### Your task
Write out the material again exactly, please, and omit the pictures.

### Listing
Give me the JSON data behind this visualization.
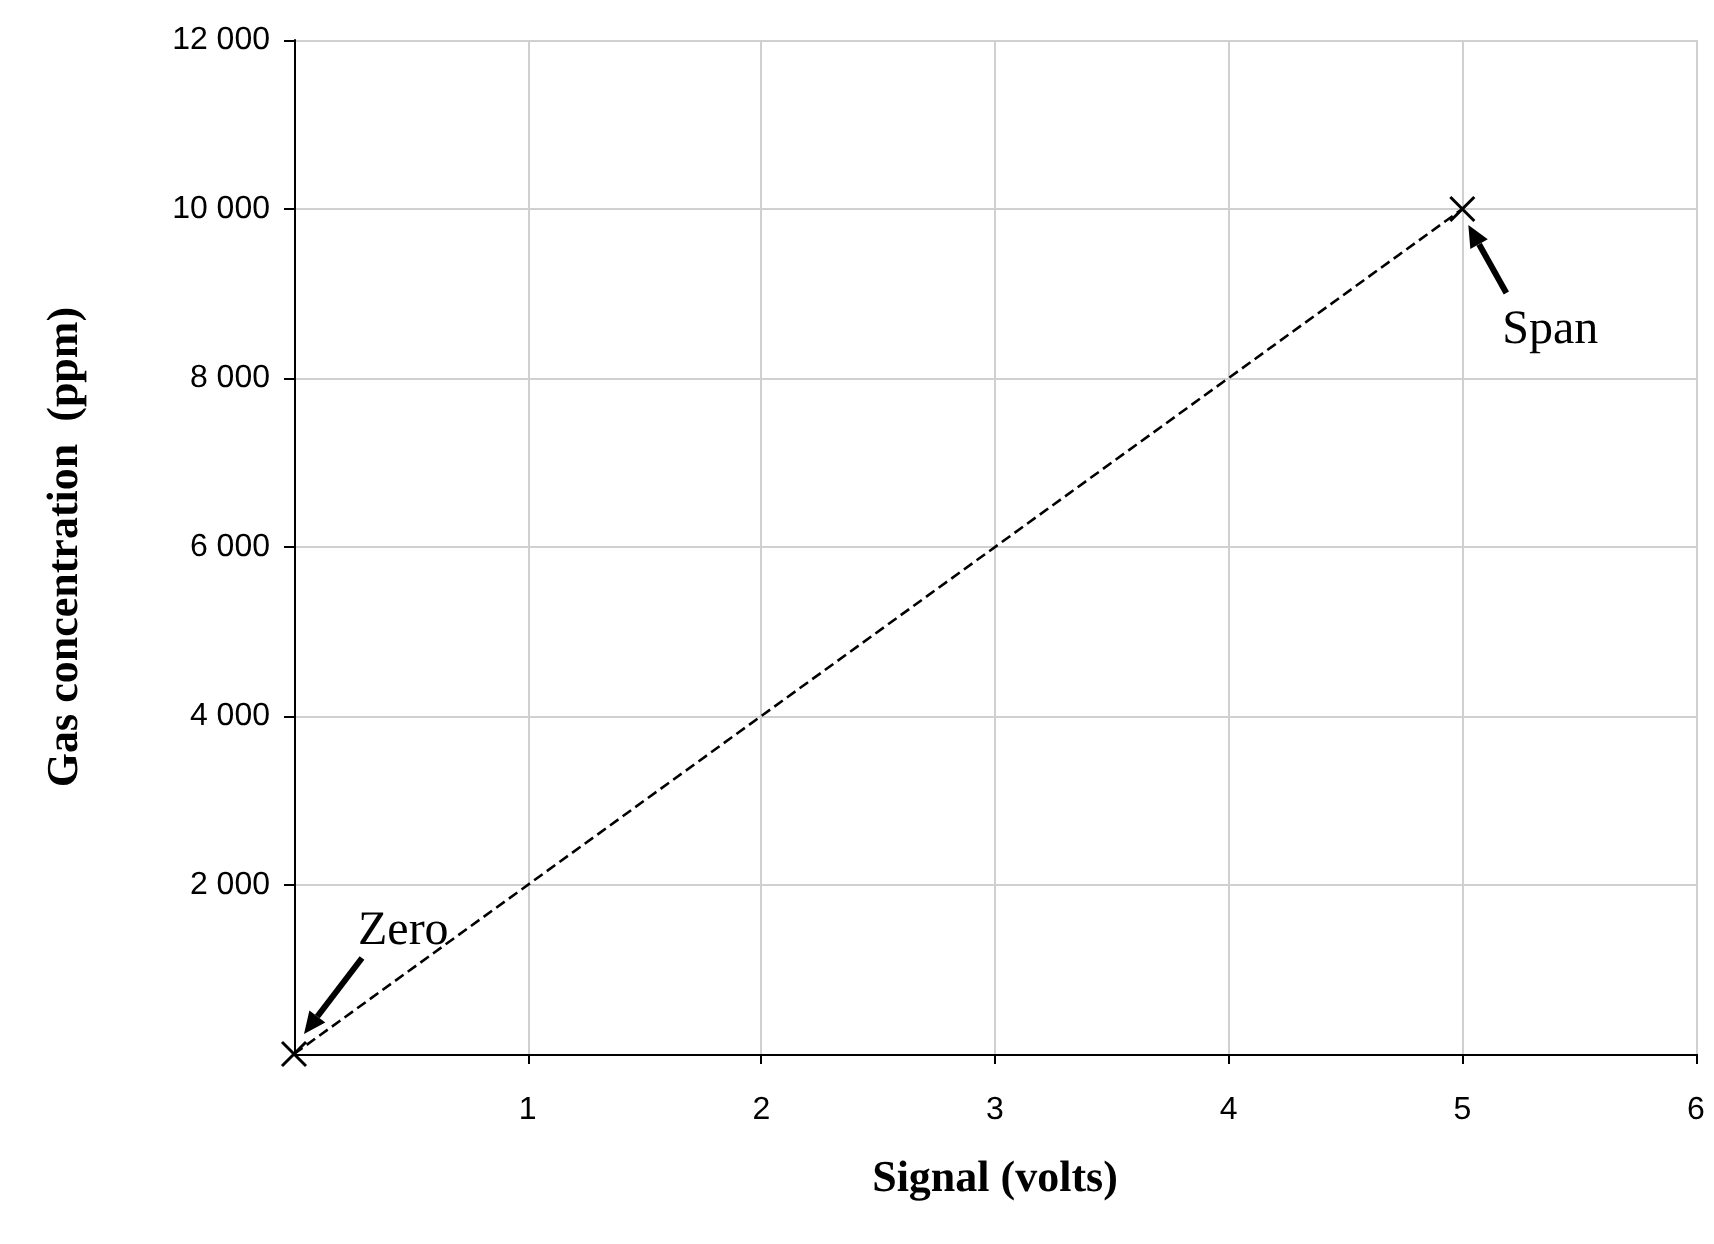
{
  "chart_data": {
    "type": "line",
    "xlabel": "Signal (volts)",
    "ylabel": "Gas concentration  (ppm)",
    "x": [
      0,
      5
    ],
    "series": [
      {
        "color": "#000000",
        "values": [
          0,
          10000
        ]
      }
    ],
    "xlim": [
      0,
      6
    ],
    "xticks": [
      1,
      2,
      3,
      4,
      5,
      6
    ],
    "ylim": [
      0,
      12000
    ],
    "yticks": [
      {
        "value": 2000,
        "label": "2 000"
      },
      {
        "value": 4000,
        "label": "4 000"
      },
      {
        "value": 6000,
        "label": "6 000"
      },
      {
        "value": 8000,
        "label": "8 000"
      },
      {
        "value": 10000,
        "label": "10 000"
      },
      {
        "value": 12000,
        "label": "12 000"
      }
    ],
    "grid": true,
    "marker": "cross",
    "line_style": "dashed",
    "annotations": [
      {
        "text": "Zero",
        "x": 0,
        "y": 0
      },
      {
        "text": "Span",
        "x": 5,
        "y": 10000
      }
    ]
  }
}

### Result of the task
Give me the JSON data behind this visualization.
{
  "chart_data": {
    "type": "line",
    "xlabel": "Signal (volts)",
    "ylabel": "Gas concentration  (ppm)",
    "x": [
      0,
      5
    ],
    "series": [
      {
        "color": "#000000",
        "values": [
          0,
          10000
        ]
      }
    ],
    "xlim": [
      0,
      6
    ],
    "xticks": [
      1,
      2,
      3,
      4,
      5,
      6
    ],
    "ylim": [
      0,
      12000
    ],
    "yticks": [
      {
        "value": 2000,
        "label": "2 000"
      },
      {
        "value": 4000,
        "label": "4 000"
      },
      {
        "value": 6000,
        "label": "6 000"
      },
      {
        "value": 8000,
        "label": "8 000"
      },
      {
        "value": 10000,
        "label": "10 000"
      },
      {
        "value": 12000,
        "label": "12 000"
      }
    ],
    "grid": true,
    "marker": "cross",
    "line_style": "dashed",
    "annotations": [
      {
        "text": "Zero",
        "x": 0,
        "y": 0
      },
      {
        "text": "Span",
        "x": 5,
        "y": 10000
      }
    ]
  }
}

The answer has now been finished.